WHAT THE TASK REQUIRES:
Below are records; extract exactly the lines from the one with "Decode this image" through the final line, including both, but drop the pictures.

Extracted data entries:
········
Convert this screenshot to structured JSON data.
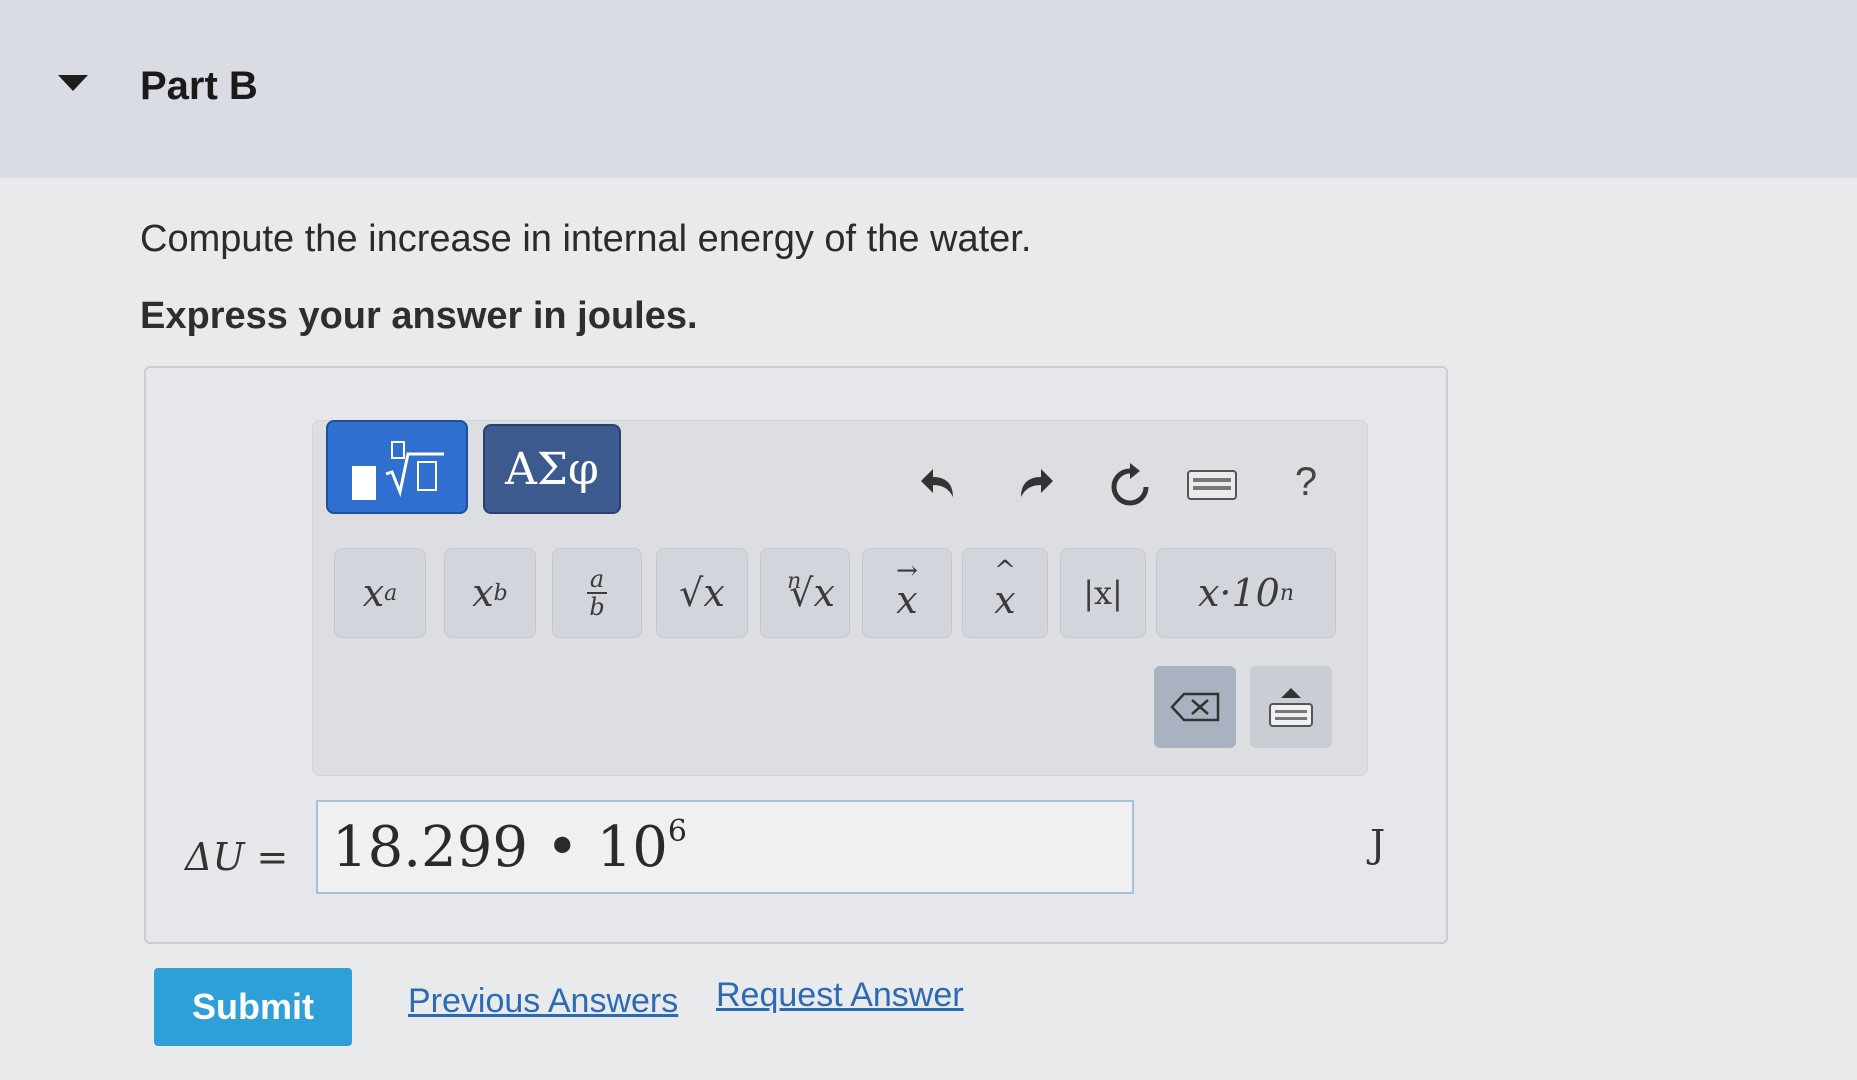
{
  "part": {
    "title": "Part B"
  },
  "question": {
    "text": "Compute the increase in internal energy of the water.",
    "instruction": "Express your answer in joules."
  },
  "toolbar": {
    "greek_label": "ΑΣφ",
    "help_label": "?",
    "keys": [
      {
        "name": "superscript",
        "label": "x",
        "sup": "a"
      },
      {
        "name": "subscript",
        "label": "x",
        "sub": "b"
      },
      {
        "name": "fraction",
        "num": "a",
        "den": "b"
      },
      {
        "name": "square-root",
        "label": "√x"
      },
      {
        "name": "nth-root",
        "label": "√x",
        "index": "n"
      },
      {
        "name": "vector",
        "label": "x"
      },
      {
        "name": "unit-vector",
        "label": "x"
      },
      {
        "name": "absolute-value",
        "label": "|x|"
      },
      {
        "name": "scientific-notation",
        "label": "x·10",
        "sup": "n"
      }
    ],
    "icons": [
      "template-icon",
      "undo-icon",
      "redo-icon",
      "reset-icon",
      "keyboard-icon",
      "backspace-icon"
    ]
  },
  "answer": {
    "variable": "ΔU =",
    "value_mantissa": "18.299 • 10",
    "value_exponent": "6",
    "unit": "J"
  },
  "actions": {
    "submit_label": "Submit",
    "previous_answers_label": "Previous Answers",
    "request_answer_label": "Request Answer"
  },
  "colors": {
    "template_button": "#2f6fd0",
    "greek_button": "#3d5a8e",
    "submit_button": "#2e9fd7",
    "link": "#2c6ab4"
  }
}
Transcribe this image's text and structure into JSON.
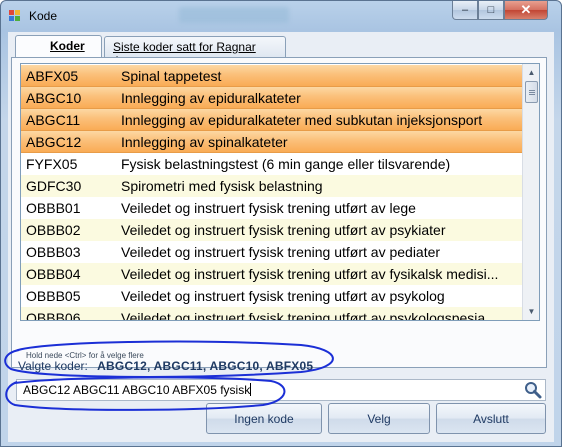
{
  "window": {
    "title": "Kode",
    "controls": {
      "minimize": "–",
      "maximize": "□",
      "close": "✕"
    }
  },
  "tabs": [
    {
      "label": "Koder",
      "active": true
    },
    {
      "label": "Siste koder satt for Ragnar Aga",
      "active": false
    }
  ],
  "list": {
    "rows": [
      {
        "code": "ABFX05",
        "desc": "Spinal tappetest",
        "state": "selected"
      },
      {
        "code": "ABGC10",
        "desc": "Innlegging av epiduralkateter",
        "state": "selected"
      },
      {
        "code": "ABGC11",
        "desc": "Innlegging av epiduralkateter med subkutan injeksjonsport",
        "state": "selected"
      },
      {
        "code": "ABGC12",
        "desc": "Innlegging av spinalkateter",
        "state": "selected"
      },
      {
        "code": "FYFX05",
        "desc": "Fysisk belastningstest (6 min gange eller tilsvarende)",
        "state": "white"
      },
      {
        "code": "GDFC30",
        "desc": "Spirometri med fysisk belastning",
        "state": "cream"
      },
      {
        "code": "OBBB01",
        "desc": "Veiledet og instruert fysisk trening utført av lege",
        "state": "white"
      },
      {
        "code": "OBBB02",
        "desc": "Veiledet og instruert fysisk trening utført av psykiater",
        "state": "cream"
      },
      {
        "code": "OBBB03",
        "desc": "Veiledet og instruert fysisk trening utført av pediater",
        "state": "white"
      },
      {
        "code": "OBBB04",
        "desc": "Veiledet og instruert fysisk trening utført av fysikalsk medisi...",
        "state": "cream"
      },
      {
        "code": "OBBB05",
        "desc": "Veiledet og instruert fysisk trening utført av psykolog",
        "state": "white"
      },
      {
        "code": "OBBB06",
        "desc": "Veiledet og instruert fysisk trening utført av psykologspesia...",
        "state": "cream"
      }
    ],
    "hint": "Hold nede <Ctrl> for å velge flere"
  },
  "selected": {
    "label": "Valgte koder:",
    "value": "ABGC12, ABGC11, ABGC10, ABFX05"
  },
  "search": {
    "value": "ABGC12  ABGC11  ABGC10  ABFX05 fysisk"
  },
  "buttons": {
    "ingen": "Ingen kode",
    "velg": "Velg",
    "avslutt": "Avslutt"
  },
  "colors": {
    "selected_row": "#f9ab55",
    "alt_row": "#fbfae0",
    "annotation": "#1b2fd6",
    "label_text": "#1f3a63"
  }
}
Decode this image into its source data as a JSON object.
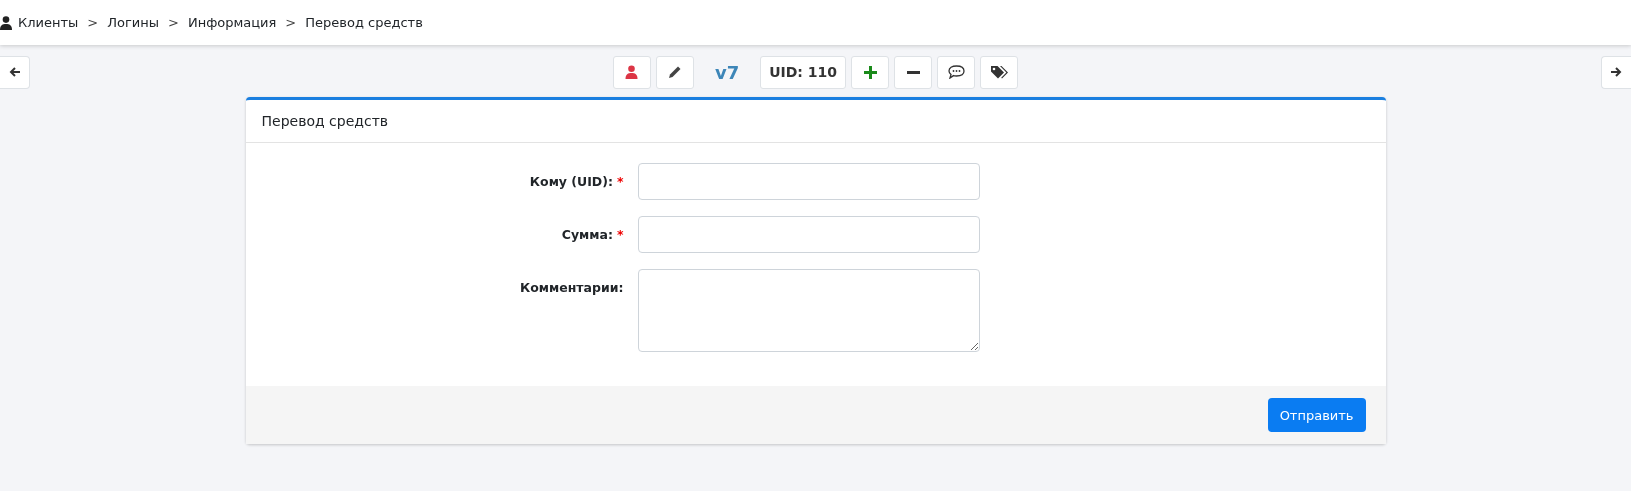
{
  "breadcrumbs": [
    {
      "label": "Клиенты",
      "separator": ">"
    },
    {
      "label": "Логины",
      "separator": ">"
    },
    {
      "label": "Информация",
      "separator": ">"
    },
    {
      "label": "Перевод средств"
    }
  ],
  "toolbar": [
    {
      "kind": "person"
    },
    {
      "kind": "pencil"
    },
    {
      "kind": "version",
      "label": "v7"
    },
    {
      "kind": "text",
      "label": "UID: 110"
    },
    {
      "kind": "plus"
    },
    {
      "kind": "minus"
    },
    {
      "kind": "chat"
    },
    {
      "kind": "tags"
    }
  ],
  "card": {
    "title": "Перевод средств",
    "fields": [
      {
        "kind": "input",
        "label": "Кому (UID):",
        "required_mark": "*"
      },
      {
        "kind": "input",
        "label": "Сумма:",
        "required_mark": "*"
      },
      {
        "kind": "textarea",
        "label": "Комментарии:"
      }
    ],
    "submit": "Отправить"
  }
}
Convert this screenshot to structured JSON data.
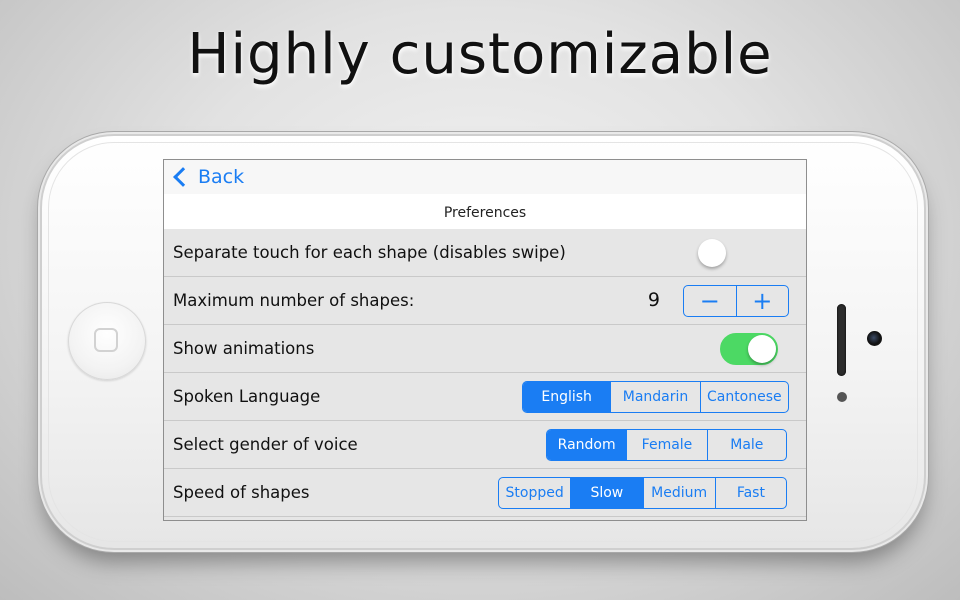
{
  "headline": "Highly customizable",
  "navbar": {
    "back_label": "Back"
  },
  "section_title": "Preferences",
  "rows": {
    "separate_touch": {
      "label": "Separate touch for each shape (disables swipe)",
      "enabled": false
    },
    "max_shapes": {
      "label": "Maximum number of shapes:",
      "value": "9",
      "decrement_symbol": "−",
      "increment_symbol": "+"
    },
    "show_animations": {
      "label": "Show animations",
      "enabled": true
    },
    "spoken_language": {
      "label": "Spoken Language",
      "options": [
        "English",
        "Mandarin",
        "Cantonese"
      ],
      "selected": "English"
    },
    "voice_gender": {
      "label": "Select gender of voice",
      "options": [
        "Random",
        "Female",
        "Male"
      ],
      "selected": "Random"
    },
    "speed": {
      "label": "Speed of shapes",
      "options": [
        "Stopped",
        "Slow",
        "Medium",
        "Fast"
      ],
      "selected": "Slow"
    }
  },
  "colors": {
    "accent": "#1a7df3",
    "toggle_on": "#4cd964",
    "row_background": "#e6e6e6",
    "navbar_background": "#f7f7f7"
  }
}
········
WRITTEN RESPONSE:
Decode this image into its source data as a JSON object.
{
  "breadcrumbs": [
    {
      "label": "Клиенты",
      "separator": ">"
    },
    {
      "label": "Логины",
      "separator": ">"
    },
    {
      "label": "Информация",
      "separator": ">"
    },
    {
      "label": "Перевод средств"
    }
  ],
  "toolbar": [
    {
      "kind": "person"
    },
    {
      "kind": "pencil"
    },
    {
      "kind": "version",
      "label": "v7"
    },
    {
      "kind": "text",
      "label": "UID: 110"
    },
    {
      "kind": "plus"
    },
    {
      "kind": "minus"
    },
    {
      "kind": "chat"
    },
    {
      "kind": "tags"
    }
  ],
  "card": {
    "title": "Перевод средств",
    "fields": [
      {
        "kind": "input",
        "label": "Кому (UID):",
        "required_mark": "*"
      },
      {
        "kind": "input",
        "label": "Сумма:",
        "required_mark": "*"
      },
      {
        "kind": "textarea",
        "label": "Комментарии:"
      }
    ],
    "submit": "Отправить"
  }
}
Convert this screenshot to structured JSON data.
{
  "headline": "Highly customizable",
  "navbar": {
    "back_label": "Back"
  },
  "section_title": "Preferences",
  "rows": {
    "separate_touch": {
      "label": "Separate touch for each shape (disables swipe)",
      "enabled": false
    },
    "max_shapes": {
      "label": "Maximum number of shapes:",
      "value": "9",
      "decrement_symbol": "−",
      "increment_symbol": "+"
    },
    "show_animations": {
      "label": "Show animations",
      "enabled": true
    },
    "spoken_language": {
      "label": "Spoken Language",
      "options": [
        "English",
        "Mandarin",
        "Cantonese"
      ],
      "selected": "English"
    },
    "voice_gender": {
      "label": "Select gender of voice",
      "options": [
        "Random",
        "Female",
        "Male"
      ],
      "selected": "Random"
    },
    "speed": {
      "label": "Speed of shapes",
      "options": [
        "Stopped",
        "Slow",
        "Medium",
        "Fast"
      ],
      "selected": "Slow"
    }
  },
  "colors": {
    "accent": "#1a7df3",
    "toggle_on": "#4cd964",
    "row_background": "#e6e6e6",
    "navbar_background": "#f7f7f7"
  }
}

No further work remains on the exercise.